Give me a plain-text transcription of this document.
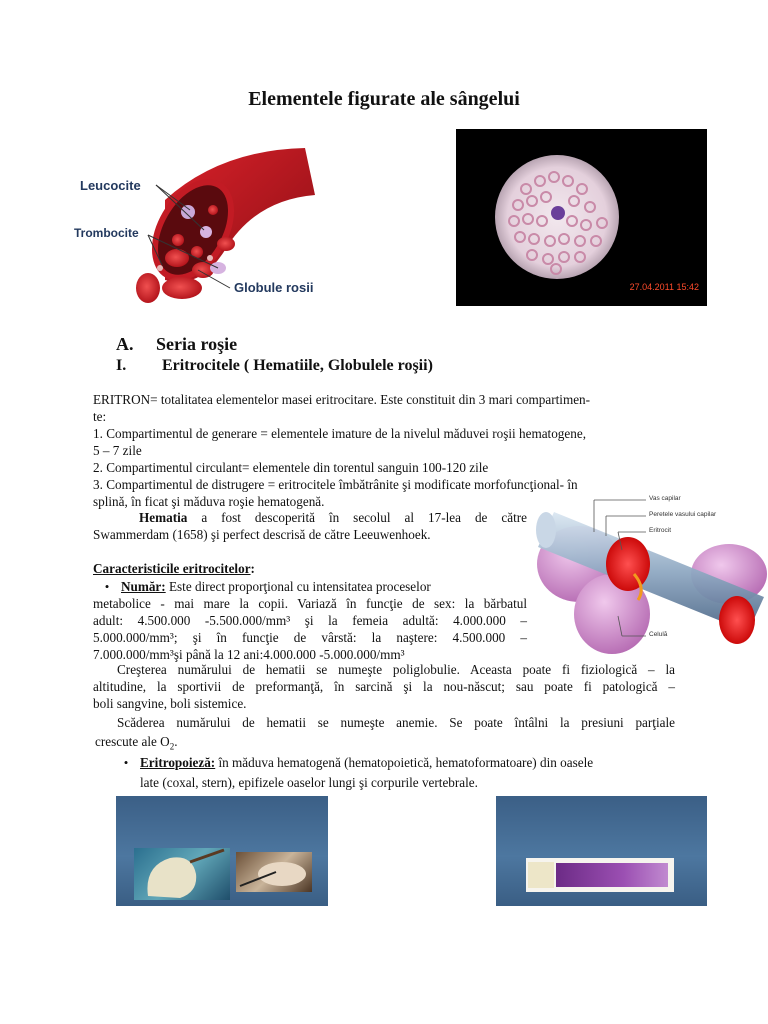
Elementele figurate ale sângelui
Leucocite
Trombocite
Globule rosii	27.04.2011 15:42
A. Seria roşie
I. Eritrocitele ( Hematiile, Globulele roşii)
ERITRON= totalitatea elementelor masei eritrocitare. Este constituit din 3 mari compartimen-
te:
1. Compartimentul de generare = elementele imature de la nivelul măduvei roşii hematogene,
5 – 7 zile
2. Compartimentul circulant= elementele din torentul sanguin 100-120 zile
3. Compartimentul de distrugere = eritrocitele îmbătrânite şi modificate morfofuncţional- în
splină, în ficat şi măduva roşie hematogenă.
Hematia a fost descoperită în secolul al 17-lea de către
Swammerdam (1658) şi perfect descrisă de către Leeuwenhoek.
Caracteristicile eritrocitelor:
• Număr: Este direct proporţional cu intensitatea proceselor
metabolice - mai mare la copii. Variază în funcţie de sex: la bărbatul
adult: 4.500.000 -5.500.000/mm³ şi la femeia adultă: 4.000.000 –
5.000.000/mm³; şi în funcţie de vârstă: la naştere: 4.500.000 –
7.000.000/mm³şi până la 12 ani:4.000.000 -5.000.000/mm³
Vas capilar
Peretele vasului capilar
Eritrocit
Celulă
Creşterea numărului de hematii se numeşte poliglobulie. Aceasta poate fi fiziologică – la
altitudine, la sportivii de preformanţă, în sarcină şi la nou-născut; sau poate fi patologică –
boli sangvine, boli sistemice.
Scăderea numărului de hematii se numeşte anemie. Se poate întâlni la presiuni parţiale
crescute ale $O_2$.
• Eritropoieză: în măduva hematogenă (hematopoietică, hematoformatoare) din oasele
late (coxal, stern), epifizele oaselor lungi şi corpurile vertebrale.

● ● ● ●

> [TASK BRIEF]: Copy out every line in the listing where the word "poate" appears.

> [RESULT FOR THIS TASK]:
Creşterea numărului de hematii se numeşte poliglobulie. Aceasta poate fi fiziologică – la
altitudine, la sportivii de preformanţă, în sarcină şi la nou-născut; sau poate fi patologică –
Scăderea numărului de hematii se numeşte anemie. Se poate întâlni la presiuni parţiale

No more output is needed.